Saved entries

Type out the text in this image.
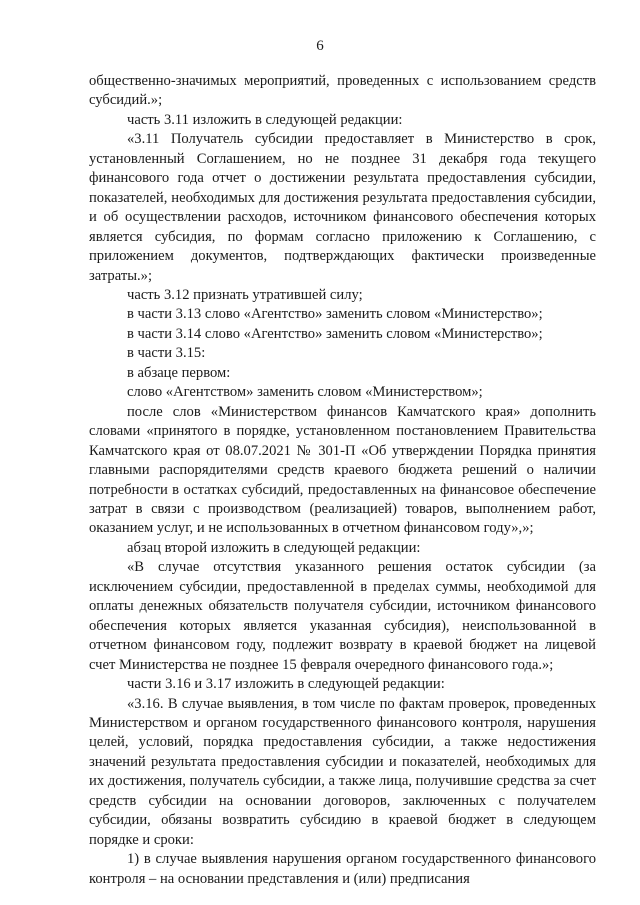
6

общественно-значимых мероприятий, проведенных с использованием средств субсидий.»;

часть 3.11 изложить в следующей редакции:

«3.11 Получатель субсидии предоставляет в Министерство в срок, установленный Соглашением, но не позднее 31 декабря года текущего финансового года отчет о достижении результата предоставления субсидии, показателей, необходимых для достижения результата предоставления субсидии, и об осуществлении расходов, источником финансового обеспечения которых является субсидия, по формам согласно приложению к Соглашению, с приложением документов, подтверждающих фактически произведенные затраты.»;

часть 3.12 признать утратившей силу;

в части 3.13 слово «Агентство» заменить словом «Министерство»;

в части 3.14 слово «Агентство» заменить словом «Министерство»;

в части 3.15:

в абзаце первом:

слово «Агентством» заменить словом «Министерством»;

после слов «Министерством финансов Камчатского края» дополнить словами «принятого в порядке, установленном постановлением Правительства Камчатского края от 08.07.2021 № 301-П «Об утверждении Порядка принятия главными распорядителями средств краевого бюджета решений о наличии потребности в остатках субсидий, предоставленных на финансовое обеспечение затрат в связи с производством (реализацией) товаров, выполнением работ, оказанием услуг, и не использованных в отчетном финансовом году»,»;

абзац второй изложить в следующей редакции:

«В случае отсутствия указанного решения остаток субсидии (за исключением субсидии, предоставленной в пределах суммы, необходимой для оплаты денежных обязательств получателя субсидии, источником финансового обеспечения которых является указанная субсидия), неиспользованной в отчетном финансовом году, подлежит возврату в краевой бюджет на лицевой счет Министерства не позднее 15 февраля очередного финансового года.»;

части 3.16 и 3.17 изложить в следующей редакции:

«3.16. В случае выявления, в том числе по фактам проверок, проведенных Министерством и органом государственного финансового контроля, нарушения целей, условий, порядка предоставления субсидии, а также недостижения значений результата предоставления субсидии и показателей, необходимых для их достижения, получатель субсидии, а также лица, получившие средства за счет средств субсидии на основании договоров, заключенных с получателем субсидии, обязаны возвратить субсидию в краевой бюджет в следующем порядке и сроки:

1) в случае выявления нарушения органом государственного финансового контроля – на основании представления и (или) предписания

▸ Problem
Find each line holding "основании". Copy it out.

▸ Expected answer
«3.16. В случае выявления, в том числе по фактам проверок, проведенных Министерством и органом государственного финансового контроля, нарушения целей, условий, порядка предоставления субсидии, а также недостижения значений результата предоставления субсидии и показателей, необходимых для их достижения, получатель субсидии, а также лица, получившие средства за счет средств субсидии на основании договоров, заключенных с получателем субсидии, обязаны возвратить субсидию в краевой бюджет в следующем порядке и сроки:
1) в случае выявления нарушения органом государственного финансового контроля – на основании представления и (или) предписания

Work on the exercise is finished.